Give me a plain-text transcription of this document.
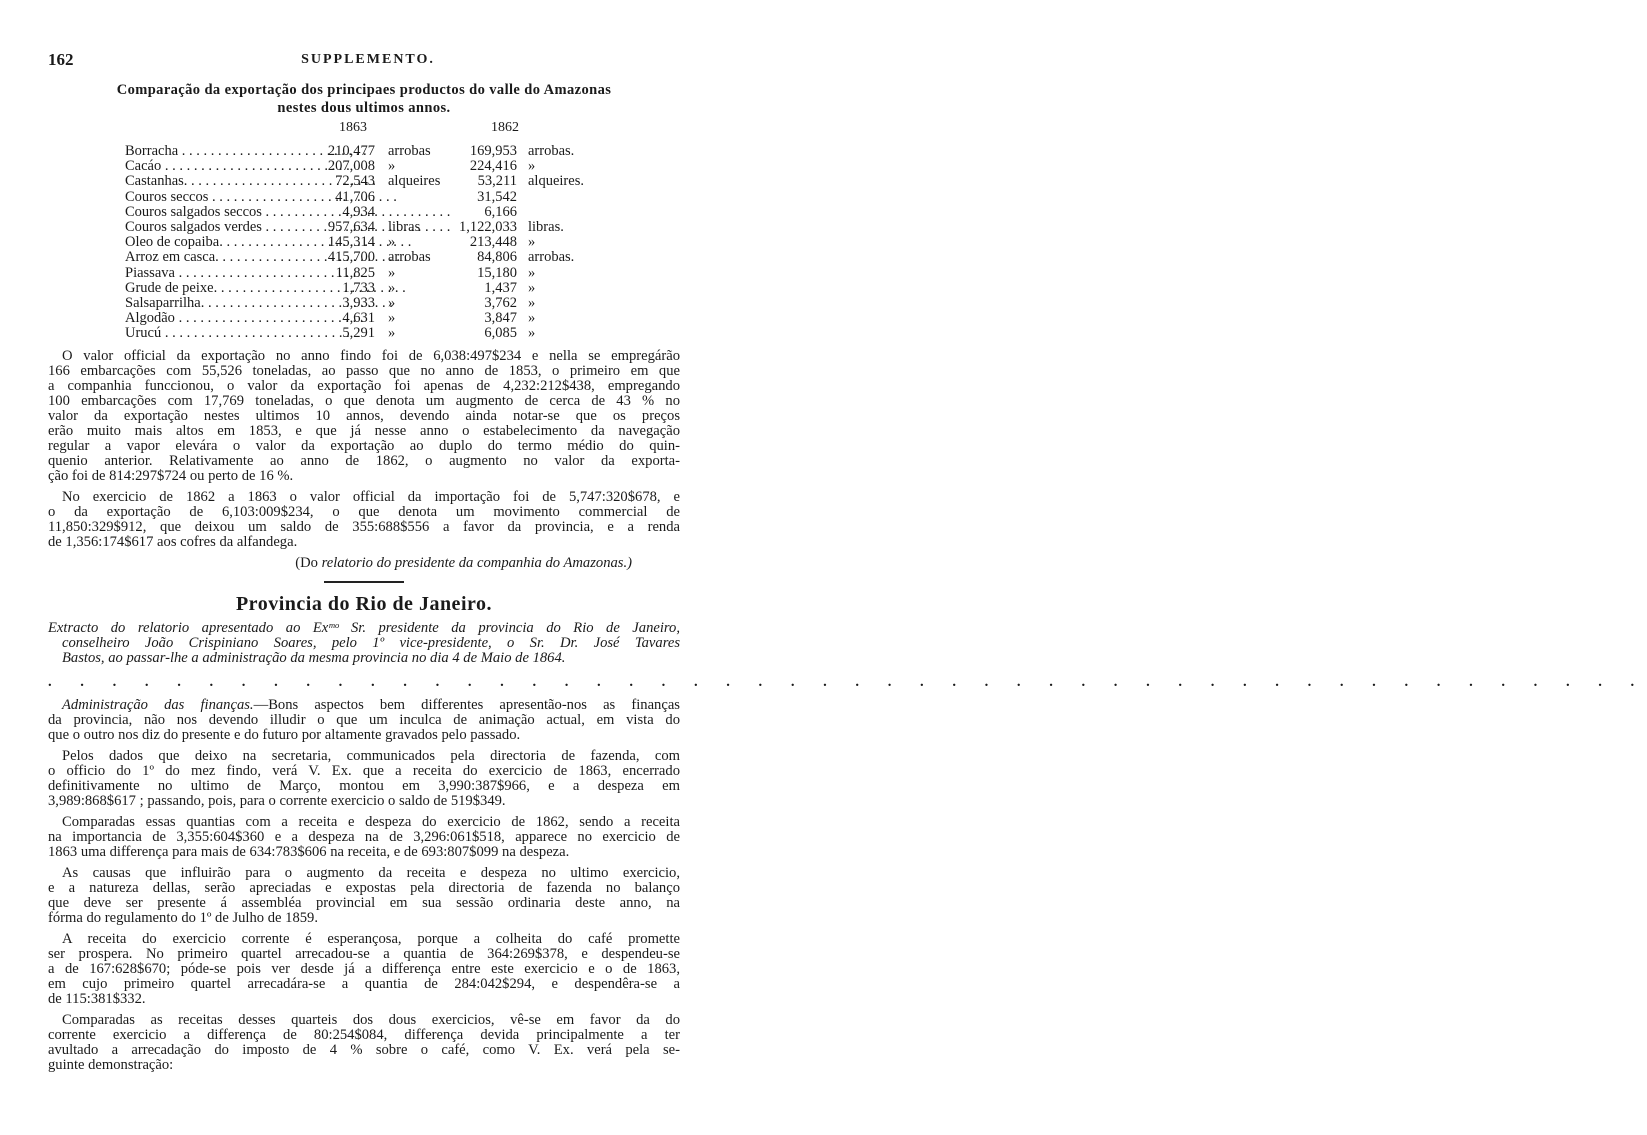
162	SUPPLEMENTO.
Comparação da exportação dos principaes productos do valle do Amazonas
nestes dous ultimos annos.
1863	1862
Borracha . . .	210,477 arrobas	169,953 arrobas.
Cacáo . . .	207,008 »	224,416 »
Castanhas. . . .	72,543 alqueires	53,211 alqueires.
Couros seccos . . .	41,706	31,542
Couros salgados seccos . . .	4,934	6,166
Couros salgados verdes . . .	957,634 libras	1,122,033 libras.
Oleo de copaiba. . . .	145,314 »	213,448 »
Arroz em casca. . . .	415,700 arrobas	84,806 arrobas.
Piassava . . .	11,825 »	15,180 »
Grude de peixe. . . .	1,733 »	1,437 »
Salsaparrilha. . . .	3,933 »	3,762 »
Algodão . . .	4,631 »	3,847 »
Urucú . . .	5,291 »	6,085 »
O valor official da exportação no anno findo foi de 6,038:497$234 e nella se empregárão
166 embarcações com 55,526 toneladas, ao passo que no anno de 1853, o primeiro em que
a companhia funccionou, o valor da exportação foi apenas de 4,232:212$438, empregando
100 embarcações com 17,769 toneladas, o que denota um augmento de cerca de 43 % no
valor da exportação nestes ultimos 10 annos, devendo ainda notar-se que os preços
erão muito mais altos em 1853, e que já nesse anno o estabelecimento da navegação
regular a vapor elevára o valor da exportação ao duplo do termo médio do quin-
quenio anterior. Relativamente ao anno de 1862, o augmento no valor da exporta-
ção foi de 814:297$724 ou perto de 16 %.
No exercicio de 1862 a 1863 o valor official da importação foi de 5,747:320$678, e
o da exportação de 6,103:009$234, o que denota um movimento commercial de
11,850:329$912, que deixou um saldo de 355:688$556 a favor da provincia, e a renda
de 1,356:174$617 aos cofres da alfandega.
(Do relatorio do presidente da companhia do Amazonas.)
Provincia do Rio de Janeiro.
Extracto do relatorio apresentado ao Exᵐᵒ Sr. presidente da provincia do Rio de Janeiro,
conselheiro João Crispiniano Soares, pelo 1º vice-presidente, o Sr. Dr. José Tavares
Bastos, ao passar-lhe a administração da mesma provincia no dia 4 de Maio de 1864.
. . . . . . . . . . . . . . . . . . . . . . . . . . . . . . . . . . . . . . . . . . . . . . . . . .
Administração das finanças.—Bons aspectos bem differentes apresentão-nos as finanças
da provincia, não nos devendo illudir o que um inculca de animação actual, em vista do
que o outro nos diz do presente e do futuro por altamente gravados pelo passado.
Pelos dados que deixo na secretaria, communicados pela directoria de fazenda, com
o officio do 1º do mez findo, verá V. Ex. que a receita do exercicio de 1863, encerrado
definitivamente no ultimo de Março, montou em 3,990:387$966, e a despeza em
3,989:868$617 ; passando, pois, para o corrente exercicio o saldo de 519$349.
Comparadas essas quantias com a receita e despeza do exercicio de 1862, sendo a receita
na importancia de 3,355:604$360 e a despeza na de 3,296:061$518, apparece no exercicio de
1863 uma differença para mais de 634:783$606 na receita, e de 693:807$099 na despeza.
As causas que influirão para o augmento da receita e despeza no ultimo exercicio,
e a natureza dellas, serão apreciadas e expostas pela directoria de fazenda no balanço
que deve ser presente á assembléa provincial em sua sessão ordinaria deste anno, na
fórma do regulamento do 1º de Julho de 1859.
A receita do exercicio corrente é esperançosa, porque a colheita do café promette
ser prospera. No primeiro quartel arrecadou-se a quantia de 364:269$378, e despendeu-se
a de 167:628$670; póde-se pois ver desde já a differença entre este exercicio e o de 1863,
em cujo primeiro quartel arrecadára-se a quantia de 284:042$294, e despendêra-se a
de 115:381$332.
Comparadas as receitas desses quarteis dos dous exercicios, vê-se em favor da do
corrente exercicio a differença de 80:254$084, differença devida principalmente a ter
avultado a arrecadação do imposto de 4 % sobre o café, como V. Ex. verá pela se-
guinte demonstração:
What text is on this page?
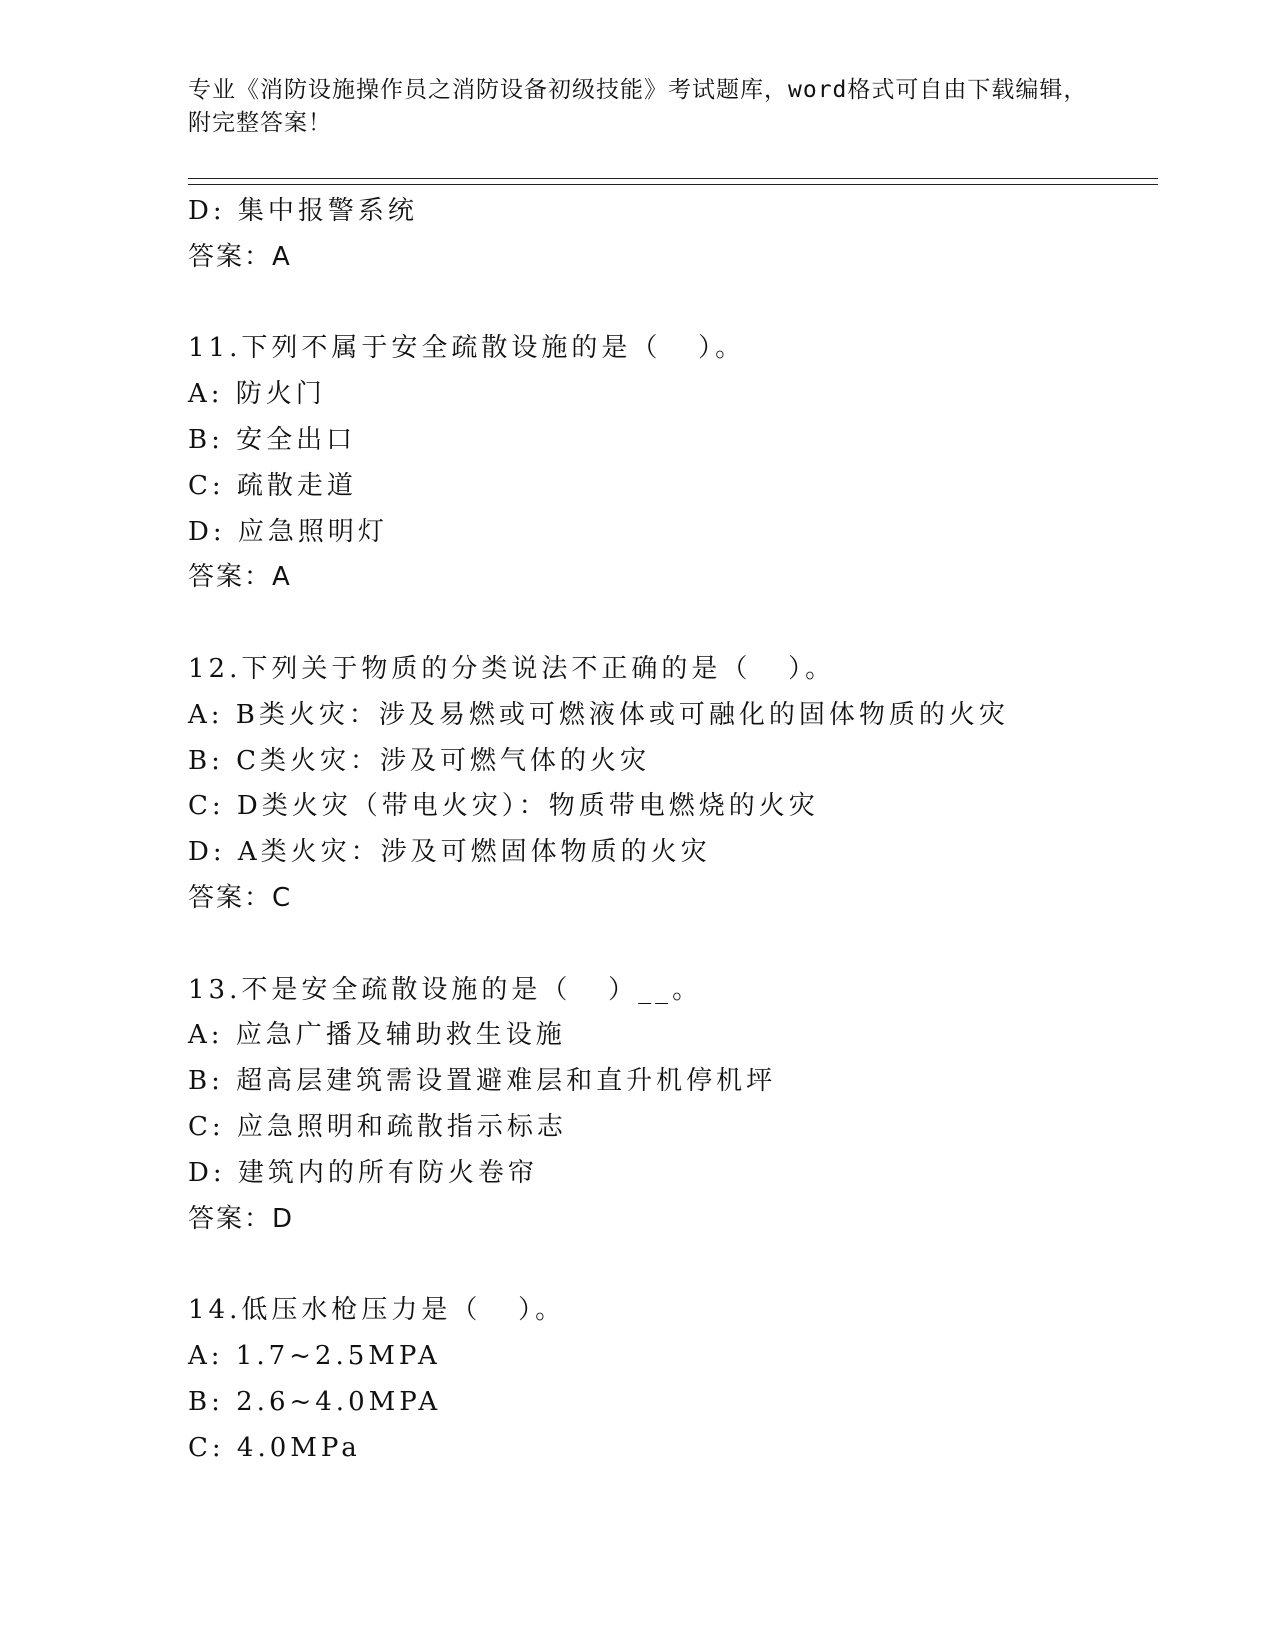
专业《消防设施操作员之消防设备初级技能》考试题库，word格式可自由下载编辑，附完整答案！
D: 集中报警系统
答案：A
11.下列不属于安全疏散设施的是（   ）。
A: 防火门
B: 安全出口
C: 疏散走道
D: 应急照明灯
答案：A
12.下列关于物质的分类说法不正确的是（   ）。
A: B类火灾：涉及易燃或可燃液体或可融化的固体物质的火灾
B: C类火灾：涉及可燃气体的火灾
C: D类火灾（带电火灾）：物质带电燃烧的火灾
D: A类火灾：涉及可燃固体物质的火灾
答案：C
13.不是安全疏散设施的是（   ）__。
A: 应急广播及辅助救生设施
B: 超高层建筑需设置避难层和直升机停机坪
C: 应急照明和疏散指示标志
D: 建筑内的所有防火卷帘
答案：D
14.低压水枪压力是（   ）。
A: 1.7~2.5MPA
B: 2.6~4.0MPA
C: 4.0MPa
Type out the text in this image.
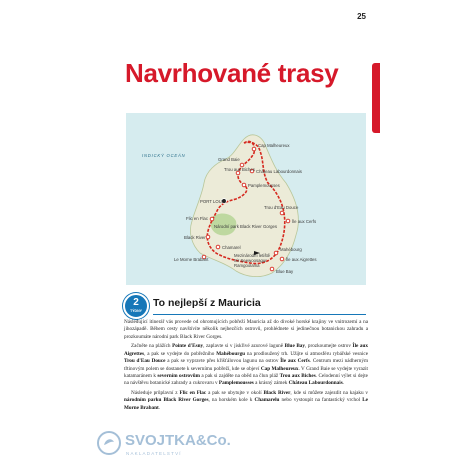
25
Navrhované trasy
INDICKÝ OCEÁN
Cap Malheureux
Grand Baie
Trou aux Biches Château Labourdonnais
Pamplemousses
PORT LOUIS
Flic en Flac
Trou d'Eau Douce
Île aux Cerfs
Národní park Black River Gorges
Black River
Chamarel
Le Morne Brabant
Mahébourg
Île aux Aigrettes
Blue Bay
Mezinárodní letiště
Sir Seewoosagur
Ramgoolama
2
TÝDNY
To nejlepší z Mauricia

Následující itinerář vás provede od ohromujících pobřeží Mauricia až do divoké horské krajiny ve vnitrozemí a na jihozápadě. Během cesty navštívíte několik nejhezčích ostrovů, prohlédnete si jedinečnou botanickou zahradu a prozkoumáte národní park Black River Gorges.

Začněte na plážích Pointe d'Esny, zaplavte si v jiskřivé azurové laguně Blue Bay, prozkoumejte ostrov Île aux Aigrettes, a pak se vydejte do pobřežního Mahébourgu na prodloužený trh. Užijte si atmosféru rybářské vesnice Trou d'Eau Douce a pak se vypravte přes křišťálovou lagunu na ostrov Île aux Cerfs. Centrum mezi nádherným třtinovým polem se dostanete k severnímu pobřeží, kde se objeví Cap Malheureux. V Grand Baie se vydejte vyrazit katamaránem k severním ostrovům a pak si zajděte na oběd na člun pláž Trou aux Biches. Celodenní výlet si dejte na návštěvu botanické zahrady a cukrovaru v Pamplemousses a krásný zámek Château Labourdonnais.

Následuje průplavní z Flic en Flac a pak se ubytujte v okolí Black River, kde si můžete zajezdit na kajaku v národním parku Black River Gorges, na horském kole k Chamarelu nebo vystoupit na fantastický vrchol Le Morne Brabant.

SVOJTKA&Co.
NAKLADATELSTVÍ
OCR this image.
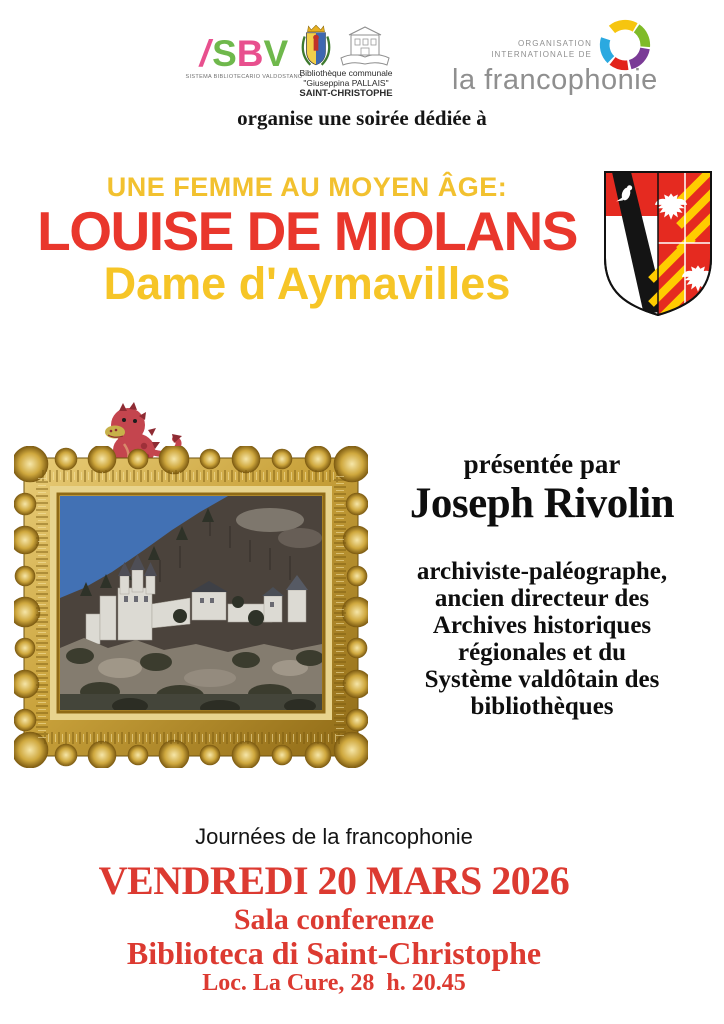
/SBV
SISTEMA BIBLIOTECARIO VALDOSTANO
Bibliothèque communale
"Giuseppina PALLAIS"
SAINT-CHRISTOPHE
ORGANISATION
INTERNATIONALE DE
la francophonie
organise une soirée dédiée à
UNE FEMME AU MOYEN ÂGE:
LOUISE DE MIOLANS
Dame d'Aymavilles
présentée par
Joseph Rivolin
archiviste-paléographe,
ancien directeur des
Archives historiques
régionales et du
Système valdôtain des
bibliothèques
Journées de la francophonie
VENDREDI 20 MARS 2026
Sala conferenze
Biblioteca di Saint-Christophe
Loc. La Cure, 28  h. 20.45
- - -
* What you should do:
Extract exactly the lines above from the line containing "OCR this image." through the last one, both ends included, but not the pictures.

* The result:
OCR this image.
/SBV
SISTEMA BIBLIOTECARIO VALDOSTANO
Bibliothèque communale
"Giuseppina PALLAIS"
SAINT-CHRISTOPHE
ORGANISATION
INTERNATIONALE DE
la francophonie
organise une soirée dédiée à
UNE FEMME AU MOYEN ÂGE:
LOUISE DE MIOLANS
Dame d'Aymavilles
présentée par
Joseph Rivolin
archiviste-paléographe,
ancien directeur des
Archives historiques
régionales et du
Système valdôtain des
bibliothèques
Journées de la francophonie
VENDREDI 20 MARS 2026
Sala conferenze
Biblioteca di Saint-Christophe
Loc. La Cure, 28  h. 20.45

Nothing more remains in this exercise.